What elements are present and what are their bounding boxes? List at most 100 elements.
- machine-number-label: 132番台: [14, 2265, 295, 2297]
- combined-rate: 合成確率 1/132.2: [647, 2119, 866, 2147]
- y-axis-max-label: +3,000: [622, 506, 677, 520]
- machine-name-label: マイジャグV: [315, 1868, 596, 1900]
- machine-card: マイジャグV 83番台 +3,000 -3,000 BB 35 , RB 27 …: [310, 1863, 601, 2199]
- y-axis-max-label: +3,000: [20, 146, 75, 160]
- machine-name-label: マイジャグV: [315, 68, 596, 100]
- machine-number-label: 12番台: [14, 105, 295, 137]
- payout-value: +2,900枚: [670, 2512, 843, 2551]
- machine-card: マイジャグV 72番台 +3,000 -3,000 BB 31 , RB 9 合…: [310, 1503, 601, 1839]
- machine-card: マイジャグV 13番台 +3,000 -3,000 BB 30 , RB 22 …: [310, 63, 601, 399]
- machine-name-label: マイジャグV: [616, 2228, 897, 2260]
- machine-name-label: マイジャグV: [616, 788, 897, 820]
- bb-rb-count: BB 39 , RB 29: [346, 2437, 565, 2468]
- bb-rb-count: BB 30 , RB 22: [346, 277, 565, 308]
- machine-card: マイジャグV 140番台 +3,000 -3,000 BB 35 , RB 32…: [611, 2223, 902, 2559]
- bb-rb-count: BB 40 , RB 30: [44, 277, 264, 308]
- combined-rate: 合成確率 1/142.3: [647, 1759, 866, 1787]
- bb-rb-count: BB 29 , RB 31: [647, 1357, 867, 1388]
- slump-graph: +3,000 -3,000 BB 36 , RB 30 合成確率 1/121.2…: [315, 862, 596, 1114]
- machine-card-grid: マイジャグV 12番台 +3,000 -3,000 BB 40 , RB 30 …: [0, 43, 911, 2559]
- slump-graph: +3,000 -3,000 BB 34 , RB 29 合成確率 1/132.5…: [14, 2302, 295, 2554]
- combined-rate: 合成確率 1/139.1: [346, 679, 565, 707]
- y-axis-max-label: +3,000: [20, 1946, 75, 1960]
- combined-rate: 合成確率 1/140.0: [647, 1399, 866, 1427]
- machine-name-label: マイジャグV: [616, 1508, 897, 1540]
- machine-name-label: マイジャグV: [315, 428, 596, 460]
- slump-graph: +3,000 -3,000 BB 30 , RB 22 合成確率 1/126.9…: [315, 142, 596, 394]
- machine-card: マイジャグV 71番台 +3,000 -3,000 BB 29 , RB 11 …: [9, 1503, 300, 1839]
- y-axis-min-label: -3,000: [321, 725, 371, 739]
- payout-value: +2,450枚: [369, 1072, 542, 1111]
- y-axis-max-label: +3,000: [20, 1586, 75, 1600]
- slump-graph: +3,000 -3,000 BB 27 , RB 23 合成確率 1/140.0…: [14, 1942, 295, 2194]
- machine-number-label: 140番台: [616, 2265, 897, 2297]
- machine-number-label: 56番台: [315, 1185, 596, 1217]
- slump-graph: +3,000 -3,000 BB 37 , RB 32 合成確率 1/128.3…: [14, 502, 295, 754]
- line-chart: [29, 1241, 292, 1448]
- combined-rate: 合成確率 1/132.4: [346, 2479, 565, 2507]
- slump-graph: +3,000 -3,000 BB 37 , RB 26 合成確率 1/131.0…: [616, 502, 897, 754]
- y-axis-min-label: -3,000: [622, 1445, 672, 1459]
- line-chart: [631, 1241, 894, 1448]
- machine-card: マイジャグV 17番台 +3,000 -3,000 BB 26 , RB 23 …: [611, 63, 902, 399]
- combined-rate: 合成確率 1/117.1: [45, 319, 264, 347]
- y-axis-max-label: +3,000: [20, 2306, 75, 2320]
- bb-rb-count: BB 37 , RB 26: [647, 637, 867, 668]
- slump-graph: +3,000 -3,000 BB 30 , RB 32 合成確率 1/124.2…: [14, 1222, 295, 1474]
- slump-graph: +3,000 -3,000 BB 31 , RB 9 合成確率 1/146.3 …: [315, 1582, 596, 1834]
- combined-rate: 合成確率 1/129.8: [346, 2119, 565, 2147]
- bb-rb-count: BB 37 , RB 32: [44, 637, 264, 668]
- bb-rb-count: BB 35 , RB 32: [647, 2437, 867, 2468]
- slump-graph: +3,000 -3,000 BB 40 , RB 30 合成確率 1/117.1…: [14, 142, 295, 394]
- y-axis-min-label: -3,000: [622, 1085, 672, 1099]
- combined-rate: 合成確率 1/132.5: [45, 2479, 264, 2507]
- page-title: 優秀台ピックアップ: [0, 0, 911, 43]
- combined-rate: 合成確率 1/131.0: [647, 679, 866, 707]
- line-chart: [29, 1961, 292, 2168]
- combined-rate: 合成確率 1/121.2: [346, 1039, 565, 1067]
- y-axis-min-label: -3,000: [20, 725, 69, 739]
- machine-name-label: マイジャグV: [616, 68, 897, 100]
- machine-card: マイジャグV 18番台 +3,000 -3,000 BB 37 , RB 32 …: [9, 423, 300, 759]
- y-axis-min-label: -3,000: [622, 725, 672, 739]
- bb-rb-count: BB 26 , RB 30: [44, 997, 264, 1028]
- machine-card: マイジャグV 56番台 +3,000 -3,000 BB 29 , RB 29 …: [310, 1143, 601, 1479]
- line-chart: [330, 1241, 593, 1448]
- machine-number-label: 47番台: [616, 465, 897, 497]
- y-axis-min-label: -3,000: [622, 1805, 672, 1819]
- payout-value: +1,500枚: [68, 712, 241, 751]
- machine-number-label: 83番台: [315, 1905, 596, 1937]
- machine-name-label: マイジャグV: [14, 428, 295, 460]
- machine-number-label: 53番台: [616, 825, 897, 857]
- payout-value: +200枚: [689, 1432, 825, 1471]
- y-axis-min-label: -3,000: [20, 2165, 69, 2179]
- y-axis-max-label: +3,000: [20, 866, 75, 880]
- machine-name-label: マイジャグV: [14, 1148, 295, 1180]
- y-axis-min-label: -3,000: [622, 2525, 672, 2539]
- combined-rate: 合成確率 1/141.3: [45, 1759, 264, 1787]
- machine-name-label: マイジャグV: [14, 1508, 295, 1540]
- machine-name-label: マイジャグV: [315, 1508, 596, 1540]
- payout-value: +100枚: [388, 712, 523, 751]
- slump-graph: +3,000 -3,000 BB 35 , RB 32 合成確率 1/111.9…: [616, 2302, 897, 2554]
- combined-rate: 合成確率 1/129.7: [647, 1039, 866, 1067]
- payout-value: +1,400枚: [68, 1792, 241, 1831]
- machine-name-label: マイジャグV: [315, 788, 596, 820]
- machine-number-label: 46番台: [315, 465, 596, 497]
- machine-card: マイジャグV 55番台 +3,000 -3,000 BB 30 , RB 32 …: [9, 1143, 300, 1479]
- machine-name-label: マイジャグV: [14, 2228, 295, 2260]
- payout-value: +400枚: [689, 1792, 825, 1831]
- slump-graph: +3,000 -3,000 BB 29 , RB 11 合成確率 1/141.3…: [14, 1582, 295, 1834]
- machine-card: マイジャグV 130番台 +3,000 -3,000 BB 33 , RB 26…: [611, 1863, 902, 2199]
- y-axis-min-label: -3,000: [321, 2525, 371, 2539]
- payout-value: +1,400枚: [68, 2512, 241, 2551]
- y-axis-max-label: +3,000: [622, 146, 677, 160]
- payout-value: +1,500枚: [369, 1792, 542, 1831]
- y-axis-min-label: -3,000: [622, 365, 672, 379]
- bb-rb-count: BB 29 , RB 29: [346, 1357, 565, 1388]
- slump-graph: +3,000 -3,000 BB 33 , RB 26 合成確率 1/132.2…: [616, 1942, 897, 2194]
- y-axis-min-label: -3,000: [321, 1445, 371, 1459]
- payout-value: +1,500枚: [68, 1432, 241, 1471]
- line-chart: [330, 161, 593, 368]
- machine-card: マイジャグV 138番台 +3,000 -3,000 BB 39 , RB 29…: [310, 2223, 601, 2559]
* * *
Task description: Can you rewrite the data from its first line through the line containing "- machine-name-label: マイジャグV: [315, 428, 596, 460]", replacing "slump-graph" with "performance-graph" and leaving everything else unchanged?

Result for this exercise:
What elements are present and what are their bounding boxes? List at most 100 elements.
- machine-number-label: 132番台: [14, 2265, 295, 2297]
- combined-rate: 合成確率 1/132.2: [647, 2119, 866, 2147]
- y-axis-max-label: +3,000: [622, 506, 677, 520]
- machine-name-label: マイジャグV: [315, 1868, 596, 1900]
- machine-card: マイジャグV 83番台 +3,000 -3,000 BB 35 , RB 27 …: [310, 1863, 601, 2199]
- y-axis-max-label: +3,000: [20, 146, 75, 160]
- machine-name-label: マイジャグV: [315, 68, 596, 100]
- machine-number-label: 12番台: [14, 105, 295, 137]
- payout-value: +2,900枚: [670, 2512, 843, 2551]
- machine-card: マイジャグV 72番台 +3,000 -3,000 BB 31 , RB 9 合…: [310, 1503, 601, 1839]
- machine-card: マイジャグV 13番台 +3,000 -3,000 BB 30 , RB 22 …: [310, 63, 601, 399]
- machine-name-label: マイジャグV: [616, 2228, 897, 2260]
- machine-name-label: マイジャグV: [616, 788, 897, 820]
- bb-rb-count: BB 39 , RB 29: [346, 2437, 565, 2468]
- bb-rb-count: BB 30 , RB 22: [346, 277, 565, 308]
- machine-card: マイジャグV 140番台 +3,000 -3,000 BB 35 , RB 32…: [611, 2223, 902, 2559]
- bb-rb-count: BB 40 , RB 30: [44, 277, 264, 308]
- combined-rate: 合成確率 1/142.3: [647, 1759, 866, 1787]
- bb-rb-count: BB 29 , RB 31: [647, 1357, 867, 1388]
- performance-graph: +3,000 -3,000 BB 36 , RB 30 合成確率 1/121.2…: [315, 862, 596, 1114]
- machine-card-grid: マイジャグV 12番台 +3,000 -3,000 BB 40 , RB 30 …: [0, 43, 911, 2559]
- performance-graph: +3,000 -3,000 BB 34 , RB 29 合成確率 1/132.5…: [14, 2302, 295, 2554]
- combined-rate: 合成確率 1/139.1: [346, 679, 565, 707]
- y-axis-max-label: +3,000: [20, 1946, 75, 1960]
- combined-rate: 合成確率 1/140.0: [647, 1399, 866, 1427]
- machine-name-label: マイジャグV: [616, 1508, 897, 1540]
- machine-name-label: マイジャグV: [315, 428, 596, 460]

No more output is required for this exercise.